● **EXERCISE GOAL**: Check every line of the material below for the string "BULLRICH", and return the ones that have it.

● **EXTRACTED DATA**:

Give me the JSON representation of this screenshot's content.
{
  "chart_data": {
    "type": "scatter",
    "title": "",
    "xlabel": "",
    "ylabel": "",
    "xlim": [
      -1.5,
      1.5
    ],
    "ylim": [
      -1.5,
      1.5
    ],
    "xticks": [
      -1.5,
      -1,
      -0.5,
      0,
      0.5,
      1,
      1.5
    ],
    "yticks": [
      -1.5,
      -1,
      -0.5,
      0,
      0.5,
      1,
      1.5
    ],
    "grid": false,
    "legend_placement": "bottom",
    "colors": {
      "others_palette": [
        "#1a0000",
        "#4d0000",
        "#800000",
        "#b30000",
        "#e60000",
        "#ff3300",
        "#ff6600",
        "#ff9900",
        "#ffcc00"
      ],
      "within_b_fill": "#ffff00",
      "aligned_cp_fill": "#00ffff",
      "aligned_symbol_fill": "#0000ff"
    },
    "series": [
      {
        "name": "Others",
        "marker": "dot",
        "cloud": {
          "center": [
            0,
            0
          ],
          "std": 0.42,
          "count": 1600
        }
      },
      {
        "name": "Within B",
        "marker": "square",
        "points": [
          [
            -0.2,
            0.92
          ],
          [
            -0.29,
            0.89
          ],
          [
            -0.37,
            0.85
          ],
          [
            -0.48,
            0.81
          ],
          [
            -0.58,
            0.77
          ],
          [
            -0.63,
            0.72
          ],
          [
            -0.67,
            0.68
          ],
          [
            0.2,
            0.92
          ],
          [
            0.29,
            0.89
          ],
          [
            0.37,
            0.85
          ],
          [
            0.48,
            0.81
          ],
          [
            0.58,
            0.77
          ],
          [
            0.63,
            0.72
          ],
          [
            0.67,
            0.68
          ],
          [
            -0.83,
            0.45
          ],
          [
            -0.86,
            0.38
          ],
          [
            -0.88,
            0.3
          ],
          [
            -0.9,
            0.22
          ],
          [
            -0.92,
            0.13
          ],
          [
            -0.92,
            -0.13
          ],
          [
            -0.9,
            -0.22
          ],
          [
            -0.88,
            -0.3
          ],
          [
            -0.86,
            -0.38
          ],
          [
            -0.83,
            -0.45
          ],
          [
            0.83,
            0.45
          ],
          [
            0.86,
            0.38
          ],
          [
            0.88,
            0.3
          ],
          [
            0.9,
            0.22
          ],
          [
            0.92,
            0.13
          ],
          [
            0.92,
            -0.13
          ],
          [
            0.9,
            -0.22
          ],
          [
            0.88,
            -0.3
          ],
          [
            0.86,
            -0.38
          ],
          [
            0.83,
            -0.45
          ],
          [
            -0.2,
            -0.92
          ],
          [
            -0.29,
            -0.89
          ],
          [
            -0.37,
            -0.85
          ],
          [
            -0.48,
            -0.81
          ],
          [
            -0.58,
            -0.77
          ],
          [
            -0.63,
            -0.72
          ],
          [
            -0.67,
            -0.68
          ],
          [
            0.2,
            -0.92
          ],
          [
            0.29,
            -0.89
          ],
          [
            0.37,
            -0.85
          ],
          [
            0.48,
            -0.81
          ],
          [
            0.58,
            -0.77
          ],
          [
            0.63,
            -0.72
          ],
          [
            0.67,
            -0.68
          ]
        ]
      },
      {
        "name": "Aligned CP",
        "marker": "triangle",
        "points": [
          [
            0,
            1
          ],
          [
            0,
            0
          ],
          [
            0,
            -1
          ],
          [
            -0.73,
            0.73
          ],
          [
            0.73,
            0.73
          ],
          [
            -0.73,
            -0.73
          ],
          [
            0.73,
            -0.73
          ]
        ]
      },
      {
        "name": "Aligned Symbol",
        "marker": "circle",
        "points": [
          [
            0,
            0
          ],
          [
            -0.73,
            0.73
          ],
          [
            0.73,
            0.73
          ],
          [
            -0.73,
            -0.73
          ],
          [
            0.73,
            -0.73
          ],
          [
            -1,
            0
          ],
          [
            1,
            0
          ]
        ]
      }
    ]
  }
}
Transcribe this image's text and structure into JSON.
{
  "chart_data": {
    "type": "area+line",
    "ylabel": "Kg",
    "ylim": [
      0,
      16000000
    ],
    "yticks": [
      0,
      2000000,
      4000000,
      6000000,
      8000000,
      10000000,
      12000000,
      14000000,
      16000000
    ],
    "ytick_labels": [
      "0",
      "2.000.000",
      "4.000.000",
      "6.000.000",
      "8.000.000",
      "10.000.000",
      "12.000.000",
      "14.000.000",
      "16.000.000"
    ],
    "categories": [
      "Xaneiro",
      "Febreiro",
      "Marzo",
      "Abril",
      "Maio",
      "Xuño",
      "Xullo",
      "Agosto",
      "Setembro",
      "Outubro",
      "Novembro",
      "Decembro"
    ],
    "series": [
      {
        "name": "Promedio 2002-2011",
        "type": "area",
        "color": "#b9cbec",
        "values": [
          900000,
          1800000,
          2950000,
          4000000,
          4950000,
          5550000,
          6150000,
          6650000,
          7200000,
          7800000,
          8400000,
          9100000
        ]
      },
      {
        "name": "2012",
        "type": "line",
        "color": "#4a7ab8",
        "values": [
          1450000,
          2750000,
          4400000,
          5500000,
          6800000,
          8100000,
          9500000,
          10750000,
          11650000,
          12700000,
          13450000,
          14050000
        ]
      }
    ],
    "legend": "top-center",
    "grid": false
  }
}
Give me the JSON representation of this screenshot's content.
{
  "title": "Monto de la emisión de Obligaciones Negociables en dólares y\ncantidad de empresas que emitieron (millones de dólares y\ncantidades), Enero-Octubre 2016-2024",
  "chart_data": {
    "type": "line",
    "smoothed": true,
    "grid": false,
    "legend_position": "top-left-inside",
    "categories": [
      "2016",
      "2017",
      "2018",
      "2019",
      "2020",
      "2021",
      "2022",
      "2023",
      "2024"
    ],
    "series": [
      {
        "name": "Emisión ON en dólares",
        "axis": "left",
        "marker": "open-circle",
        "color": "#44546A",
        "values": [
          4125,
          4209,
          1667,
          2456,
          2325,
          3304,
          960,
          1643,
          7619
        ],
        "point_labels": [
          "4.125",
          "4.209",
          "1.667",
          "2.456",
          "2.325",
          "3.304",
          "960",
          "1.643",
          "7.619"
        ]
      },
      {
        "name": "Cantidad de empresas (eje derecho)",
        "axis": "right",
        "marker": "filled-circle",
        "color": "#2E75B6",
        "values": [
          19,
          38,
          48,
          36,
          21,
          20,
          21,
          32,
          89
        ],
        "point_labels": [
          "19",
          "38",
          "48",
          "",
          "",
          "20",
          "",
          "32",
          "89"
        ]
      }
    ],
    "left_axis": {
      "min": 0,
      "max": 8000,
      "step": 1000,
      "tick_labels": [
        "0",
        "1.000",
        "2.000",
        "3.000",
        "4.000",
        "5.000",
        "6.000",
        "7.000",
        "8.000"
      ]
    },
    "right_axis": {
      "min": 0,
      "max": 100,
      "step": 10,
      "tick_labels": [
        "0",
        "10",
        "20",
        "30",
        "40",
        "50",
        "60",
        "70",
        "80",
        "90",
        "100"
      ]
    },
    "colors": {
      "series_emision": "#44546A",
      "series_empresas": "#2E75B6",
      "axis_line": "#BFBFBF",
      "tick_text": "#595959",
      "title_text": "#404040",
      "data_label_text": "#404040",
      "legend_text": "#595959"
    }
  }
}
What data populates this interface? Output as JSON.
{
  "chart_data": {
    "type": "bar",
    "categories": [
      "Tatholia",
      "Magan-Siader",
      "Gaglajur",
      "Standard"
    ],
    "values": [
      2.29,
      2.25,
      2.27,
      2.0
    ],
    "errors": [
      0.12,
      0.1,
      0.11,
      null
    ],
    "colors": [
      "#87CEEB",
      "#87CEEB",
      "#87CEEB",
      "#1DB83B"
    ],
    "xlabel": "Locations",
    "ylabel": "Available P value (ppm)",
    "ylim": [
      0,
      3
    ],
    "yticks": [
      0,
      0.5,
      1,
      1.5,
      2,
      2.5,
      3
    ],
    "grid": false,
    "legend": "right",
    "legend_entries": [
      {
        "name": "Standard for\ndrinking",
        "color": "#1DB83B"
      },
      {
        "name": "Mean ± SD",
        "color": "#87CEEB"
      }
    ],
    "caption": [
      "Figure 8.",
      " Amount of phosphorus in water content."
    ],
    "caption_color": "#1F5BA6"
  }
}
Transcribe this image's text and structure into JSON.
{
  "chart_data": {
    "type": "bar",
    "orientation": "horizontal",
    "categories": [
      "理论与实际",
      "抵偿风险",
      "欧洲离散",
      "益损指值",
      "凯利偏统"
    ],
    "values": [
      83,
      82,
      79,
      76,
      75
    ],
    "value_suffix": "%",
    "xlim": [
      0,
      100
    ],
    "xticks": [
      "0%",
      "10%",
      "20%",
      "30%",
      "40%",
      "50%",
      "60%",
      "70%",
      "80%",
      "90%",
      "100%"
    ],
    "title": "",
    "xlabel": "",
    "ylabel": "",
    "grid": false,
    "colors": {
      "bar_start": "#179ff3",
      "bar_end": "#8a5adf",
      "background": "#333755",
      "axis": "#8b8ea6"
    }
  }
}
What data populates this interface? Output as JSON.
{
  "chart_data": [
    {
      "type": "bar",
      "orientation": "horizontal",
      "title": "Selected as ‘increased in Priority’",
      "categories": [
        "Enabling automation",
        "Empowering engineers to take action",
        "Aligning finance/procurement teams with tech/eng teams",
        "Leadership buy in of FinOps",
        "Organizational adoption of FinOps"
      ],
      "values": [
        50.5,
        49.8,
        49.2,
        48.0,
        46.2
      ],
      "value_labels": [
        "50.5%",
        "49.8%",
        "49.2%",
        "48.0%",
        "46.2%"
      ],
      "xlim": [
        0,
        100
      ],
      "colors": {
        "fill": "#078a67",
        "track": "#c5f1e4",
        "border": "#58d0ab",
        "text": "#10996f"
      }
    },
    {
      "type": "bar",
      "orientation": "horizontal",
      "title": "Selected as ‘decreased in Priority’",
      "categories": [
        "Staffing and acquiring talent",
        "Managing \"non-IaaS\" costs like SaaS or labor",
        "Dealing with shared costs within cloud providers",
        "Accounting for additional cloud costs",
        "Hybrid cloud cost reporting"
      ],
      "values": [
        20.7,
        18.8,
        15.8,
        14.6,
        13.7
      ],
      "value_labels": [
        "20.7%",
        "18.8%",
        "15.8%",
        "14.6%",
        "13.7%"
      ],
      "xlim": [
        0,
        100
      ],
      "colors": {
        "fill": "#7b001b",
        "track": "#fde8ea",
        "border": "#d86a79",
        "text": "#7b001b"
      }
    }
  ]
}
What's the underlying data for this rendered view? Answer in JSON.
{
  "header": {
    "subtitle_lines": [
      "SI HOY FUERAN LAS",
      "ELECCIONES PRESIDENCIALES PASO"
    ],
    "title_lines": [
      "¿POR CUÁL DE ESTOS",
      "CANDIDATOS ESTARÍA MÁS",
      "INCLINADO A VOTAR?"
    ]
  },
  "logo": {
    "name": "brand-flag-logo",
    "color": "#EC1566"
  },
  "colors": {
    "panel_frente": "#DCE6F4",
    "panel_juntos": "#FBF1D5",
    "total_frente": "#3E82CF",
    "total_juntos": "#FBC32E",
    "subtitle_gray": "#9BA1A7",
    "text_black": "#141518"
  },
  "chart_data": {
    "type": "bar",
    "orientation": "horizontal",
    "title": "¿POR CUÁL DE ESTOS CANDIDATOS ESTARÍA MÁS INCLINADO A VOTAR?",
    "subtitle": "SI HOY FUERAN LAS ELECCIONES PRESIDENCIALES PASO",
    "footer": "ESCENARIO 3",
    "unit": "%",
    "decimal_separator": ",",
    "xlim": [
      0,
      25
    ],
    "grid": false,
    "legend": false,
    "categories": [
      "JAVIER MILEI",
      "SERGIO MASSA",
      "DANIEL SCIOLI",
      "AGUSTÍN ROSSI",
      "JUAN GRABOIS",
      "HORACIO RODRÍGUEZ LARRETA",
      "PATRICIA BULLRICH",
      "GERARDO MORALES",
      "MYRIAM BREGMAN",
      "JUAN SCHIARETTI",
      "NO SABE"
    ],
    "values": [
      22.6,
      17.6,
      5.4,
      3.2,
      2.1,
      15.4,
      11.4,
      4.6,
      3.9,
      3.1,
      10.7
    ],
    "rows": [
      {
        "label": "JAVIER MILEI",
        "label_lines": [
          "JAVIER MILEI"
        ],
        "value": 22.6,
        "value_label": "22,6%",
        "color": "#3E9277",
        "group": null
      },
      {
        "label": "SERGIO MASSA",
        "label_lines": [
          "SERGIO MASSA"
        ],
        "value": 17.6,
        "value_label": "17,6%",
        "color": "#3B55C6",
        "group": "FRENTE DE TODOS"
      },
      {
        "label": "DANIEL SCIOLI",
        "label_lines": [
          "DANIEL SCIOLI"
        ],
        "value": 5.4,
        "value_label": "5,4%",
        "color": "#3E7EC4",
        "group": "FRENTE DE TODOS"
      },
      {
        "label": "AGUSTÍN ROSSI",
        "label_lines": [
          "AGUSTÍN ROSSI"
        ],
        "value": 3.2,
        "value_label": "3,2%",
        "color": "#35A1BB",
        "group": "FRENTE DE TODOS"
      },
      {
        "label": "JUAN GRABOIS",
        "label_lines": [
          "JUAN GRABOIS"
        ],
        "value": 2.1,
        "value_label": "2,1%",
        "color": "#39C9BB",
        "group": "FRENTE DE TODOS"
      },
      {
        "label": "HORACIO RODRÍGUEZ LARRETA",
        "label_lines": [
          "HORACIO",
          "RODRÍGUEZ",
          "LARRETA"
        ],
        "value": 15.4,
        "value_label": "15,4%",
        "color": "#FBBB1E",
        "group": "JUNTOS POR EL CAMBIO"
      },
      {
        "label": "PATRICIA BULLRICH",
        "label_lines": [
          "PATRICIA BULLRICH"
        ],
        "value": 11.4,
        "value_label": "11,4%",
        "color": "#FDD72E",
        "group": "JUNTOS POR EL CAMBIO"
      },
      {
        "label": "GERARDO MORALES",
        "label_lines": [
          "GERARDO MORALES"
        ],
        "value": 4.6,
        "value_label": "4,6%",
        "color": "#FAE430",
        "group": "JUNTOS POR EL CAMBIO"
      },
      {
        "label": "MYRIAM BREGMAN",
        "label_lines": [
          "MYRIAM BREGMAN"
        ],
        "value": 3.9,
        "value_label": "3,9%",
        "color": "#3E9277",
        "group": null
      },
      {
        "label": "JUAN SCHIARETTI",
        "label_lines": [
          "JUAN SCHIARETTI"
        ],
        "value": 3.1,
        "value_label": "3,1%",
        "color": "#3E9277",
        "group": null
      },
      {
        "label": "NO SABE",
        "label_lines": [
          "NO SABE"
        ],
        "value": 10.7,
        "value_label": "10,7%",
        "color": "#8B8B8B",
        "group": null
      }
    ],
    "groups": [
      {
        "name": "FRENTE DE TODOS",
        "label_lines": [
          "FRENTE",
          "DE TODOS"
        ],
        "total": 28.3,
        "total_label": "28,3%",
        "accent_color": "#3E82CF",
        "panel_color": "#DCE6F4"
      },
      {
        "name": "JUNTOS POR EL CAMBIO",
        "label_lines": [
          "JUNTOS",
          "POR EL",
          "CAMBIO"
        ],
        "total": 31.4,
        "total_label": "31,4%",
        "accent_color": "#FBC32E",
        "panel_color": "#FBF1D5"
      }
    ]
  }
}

● **TASK RESPONSE**:
      "PATRICIA BULLRICH",
        "label": "PATRICIA BULLRICH",
          "PATRICIA BULLRICH"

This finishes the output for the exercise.